### DATASET CONTENT:
>>>

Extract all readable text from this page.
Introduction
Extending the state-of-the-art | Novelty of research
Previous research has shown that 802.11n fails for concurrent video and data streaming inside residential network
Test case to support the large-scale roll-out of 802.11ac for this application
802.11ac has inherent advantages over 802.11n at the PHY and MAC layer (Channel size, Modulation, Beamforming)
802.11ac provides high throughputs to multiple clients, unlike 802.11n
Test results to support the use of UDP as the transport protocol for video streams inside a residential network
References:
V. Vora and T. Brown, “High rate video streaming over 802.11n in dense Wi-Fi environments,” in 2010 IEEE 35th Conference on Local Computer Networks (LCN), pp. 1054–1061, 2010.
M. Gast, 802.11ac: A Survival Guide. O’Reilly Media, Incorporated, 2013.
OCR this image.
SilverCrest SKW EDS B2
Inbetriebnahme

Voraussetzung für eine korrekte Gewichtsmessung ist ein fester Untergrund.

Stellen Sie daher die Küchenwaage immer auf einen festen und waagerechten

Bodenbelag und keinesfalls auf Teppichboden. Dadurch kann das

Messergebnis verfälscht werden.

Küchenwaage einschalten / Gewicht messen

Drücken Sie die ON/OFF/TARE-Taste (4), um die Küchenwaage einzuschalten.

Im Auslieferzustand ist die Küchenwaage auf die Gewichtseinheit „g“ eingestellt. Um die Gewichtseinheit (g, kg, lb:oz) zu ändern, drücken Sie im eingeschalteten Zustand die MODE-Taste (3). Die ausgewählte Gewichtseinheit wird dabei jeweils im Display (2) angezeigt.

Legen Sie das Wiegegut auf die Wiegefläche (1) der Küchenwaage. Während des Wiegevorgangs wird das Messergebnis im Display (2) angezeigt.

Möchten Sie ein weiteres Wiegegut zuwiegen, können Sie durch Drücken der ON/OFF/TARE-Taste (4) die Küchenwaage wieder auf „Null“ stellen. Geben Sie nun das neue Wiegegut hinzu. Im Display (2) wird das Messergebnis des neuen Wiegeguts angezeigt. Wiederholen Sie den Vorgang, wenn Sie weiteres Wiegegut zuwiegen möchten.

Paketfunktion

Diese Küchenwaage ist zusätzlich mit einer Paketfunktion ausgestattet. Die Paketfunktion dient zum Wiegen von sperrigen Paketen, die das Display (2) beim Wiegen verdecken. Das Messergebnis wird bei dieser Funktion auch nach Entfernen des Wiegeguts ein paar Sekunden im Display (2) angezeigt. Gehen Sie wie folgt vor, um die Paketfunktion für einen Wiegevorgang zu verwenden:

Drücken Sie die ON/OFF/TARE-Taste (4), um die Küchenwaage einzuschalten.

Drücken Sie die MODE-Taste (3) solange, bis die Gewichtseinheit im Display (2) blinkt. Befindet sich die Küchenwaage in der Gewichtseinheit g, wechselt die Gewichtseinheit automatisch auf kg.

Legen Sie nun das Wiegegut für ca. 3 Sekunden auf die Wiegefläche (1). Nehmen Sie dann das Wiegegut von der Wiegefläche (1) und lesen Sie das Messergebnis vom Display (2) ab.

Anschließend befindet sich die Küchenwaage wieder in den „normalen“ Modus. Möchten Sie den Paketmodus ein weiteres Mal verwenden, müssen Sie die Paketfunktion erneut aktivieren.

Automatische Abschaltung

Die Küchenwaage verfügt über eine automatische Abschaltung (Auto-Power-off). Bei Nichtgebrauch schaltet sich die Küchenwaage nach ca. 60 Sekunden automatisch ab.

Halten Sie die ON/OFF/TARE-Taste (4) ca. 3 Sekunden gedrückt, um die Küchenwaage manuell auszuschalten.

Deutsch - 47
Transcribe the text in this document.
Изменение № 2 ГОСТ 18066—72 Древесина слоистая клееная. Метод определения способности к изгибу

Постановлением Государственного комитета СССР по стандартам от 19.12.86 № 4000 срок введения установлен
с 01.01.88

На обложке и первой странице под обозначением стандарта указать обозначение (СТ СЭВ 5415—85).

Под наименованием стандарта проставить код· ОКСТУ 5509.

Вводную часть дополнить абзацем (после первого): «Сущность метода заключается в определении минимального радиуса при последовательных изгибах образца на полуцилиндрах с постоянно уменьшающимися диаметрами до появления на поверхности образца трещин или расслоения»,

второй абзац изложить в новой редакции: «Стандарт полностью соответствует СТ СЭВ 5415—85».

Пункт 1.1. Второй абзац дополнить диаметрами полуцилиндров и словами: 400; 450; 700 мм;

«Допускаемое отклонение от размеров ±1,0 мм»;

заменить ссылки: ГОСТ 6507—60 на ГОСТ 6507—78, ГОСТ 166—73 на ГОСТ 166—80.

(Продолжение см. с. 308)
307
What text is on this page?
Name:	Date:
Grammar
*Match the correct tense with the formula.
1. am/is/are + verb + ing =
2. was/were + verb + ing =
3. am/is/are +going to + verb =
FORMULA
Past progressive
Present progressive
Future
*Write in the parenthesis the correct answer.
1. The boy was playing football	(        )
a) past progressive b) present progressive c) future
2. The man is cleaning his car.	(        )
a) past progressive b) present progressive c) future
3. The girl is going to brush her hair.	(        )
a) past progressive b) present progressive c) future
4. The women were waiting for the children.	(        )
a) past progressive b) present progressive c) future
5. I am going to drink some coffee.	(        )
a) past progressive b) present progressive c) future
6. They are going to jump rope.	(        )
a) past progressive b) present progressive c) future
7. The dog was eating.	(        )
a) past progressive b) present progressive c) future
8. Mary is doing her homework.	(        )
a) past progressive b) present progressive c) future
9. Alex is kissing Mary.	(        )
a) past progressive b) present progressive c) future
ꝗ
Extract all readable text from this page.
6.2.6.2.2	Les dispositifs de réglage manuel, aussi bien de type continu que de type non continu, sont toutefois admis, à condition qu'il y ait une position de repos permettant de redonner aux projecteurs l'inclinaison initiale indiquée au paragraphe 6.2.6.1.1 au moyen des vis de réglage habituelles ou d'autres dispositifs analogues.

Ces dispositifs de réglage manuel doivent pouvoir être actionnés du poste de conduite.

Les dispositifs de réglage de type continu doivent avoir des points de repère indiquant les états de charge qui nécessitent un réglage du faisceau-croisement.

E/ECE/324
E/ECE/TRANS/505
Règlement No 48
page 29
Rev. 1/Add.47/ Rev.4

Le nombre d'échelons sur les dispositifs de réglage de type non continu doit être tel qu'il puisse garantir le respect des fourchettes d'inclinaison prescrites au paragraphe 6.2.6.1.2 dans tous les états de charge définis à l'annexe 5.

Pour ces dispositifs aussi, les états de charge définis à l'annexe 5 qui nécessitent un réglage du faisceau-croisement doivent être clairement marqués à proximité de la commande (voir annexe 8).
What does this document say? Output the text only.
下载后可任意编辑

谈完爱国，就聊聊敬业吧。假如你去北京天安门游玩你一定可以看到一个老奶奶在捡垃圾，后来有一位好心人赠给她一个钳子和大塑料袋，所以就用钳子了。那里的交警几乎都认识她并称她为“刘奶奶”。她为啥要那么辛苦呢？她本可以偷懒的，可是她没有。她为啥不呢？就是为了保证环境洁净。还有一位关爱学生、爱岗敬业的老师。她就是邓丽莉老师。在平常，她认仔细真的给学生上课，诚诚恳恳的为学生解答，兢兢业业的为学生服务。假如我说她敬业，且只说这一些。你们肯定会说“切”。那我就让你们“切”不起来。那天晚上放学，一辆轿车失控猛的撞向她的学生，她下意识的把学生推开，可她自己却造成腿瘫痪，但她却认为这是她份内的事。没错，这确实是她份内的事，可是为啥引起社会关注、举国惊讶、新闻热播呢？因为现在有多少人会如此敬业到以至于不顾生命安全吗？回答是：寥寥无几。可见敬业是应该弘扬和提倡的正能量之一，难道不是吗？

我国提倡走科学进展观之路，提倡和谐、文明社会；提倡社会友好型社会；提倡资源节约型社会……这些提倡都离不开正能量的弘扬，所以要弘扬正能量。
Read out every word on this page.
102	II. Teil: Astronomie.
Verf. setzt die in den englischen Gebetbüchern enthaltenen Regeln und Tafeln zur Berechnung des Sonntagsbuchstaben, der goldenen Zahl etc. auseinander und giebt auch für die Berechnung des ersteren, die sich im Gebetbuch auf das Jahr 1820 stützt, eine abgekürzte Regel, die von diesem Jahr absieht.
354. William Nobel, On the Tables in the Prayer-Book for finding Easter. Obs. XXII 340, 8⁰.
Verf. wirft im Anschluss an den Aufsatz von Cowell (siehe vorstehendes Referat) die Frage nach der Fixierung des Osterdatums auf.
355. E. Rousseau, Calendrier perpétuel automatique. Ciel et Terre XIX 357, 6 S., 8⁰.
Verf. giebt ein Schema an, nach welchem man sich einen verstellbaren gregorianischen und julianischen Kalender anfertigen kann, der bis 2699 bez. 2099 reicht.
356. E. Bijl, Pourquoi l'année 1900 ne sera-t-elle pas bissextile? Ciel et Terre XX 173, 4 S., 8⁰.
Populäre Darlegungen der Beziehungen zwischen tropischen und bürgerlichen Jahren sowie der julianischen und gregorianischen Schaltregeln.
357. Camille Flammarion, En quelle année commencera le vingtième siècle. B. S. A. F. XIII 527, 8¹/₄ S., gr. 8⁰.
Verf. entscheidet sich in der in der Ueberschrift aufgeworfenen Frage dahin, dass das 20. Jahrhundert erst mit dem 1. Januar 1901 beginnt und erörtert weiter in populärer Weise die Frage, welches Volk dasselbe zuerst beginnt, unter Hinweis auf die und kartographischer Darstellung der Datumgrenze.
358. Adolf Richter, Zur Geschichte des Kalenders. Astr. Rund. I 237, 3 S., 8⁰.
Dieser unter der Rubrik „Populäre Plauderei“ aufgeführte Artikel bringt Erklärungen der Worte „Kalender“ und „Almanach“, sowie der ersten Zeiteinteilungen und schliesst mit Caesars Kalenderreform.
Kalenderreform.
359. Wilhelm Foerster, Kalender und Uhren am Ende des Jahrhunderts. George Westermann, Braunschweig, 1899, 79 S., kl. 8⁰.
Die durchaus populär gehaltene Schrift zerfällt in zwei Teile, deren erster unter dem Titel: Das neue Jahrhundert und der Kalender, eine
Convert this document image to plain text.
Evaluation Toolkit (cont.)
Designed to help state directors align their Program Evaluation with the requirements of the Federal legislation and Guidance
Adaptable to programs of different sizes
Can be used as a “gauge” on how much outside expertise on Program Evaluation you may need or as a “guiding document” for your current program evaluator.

<<<

### EXERCISE GOAL:
Count how many lines above contain the word "Terre". Reply with the number alone.

### FULL ANSWER:
2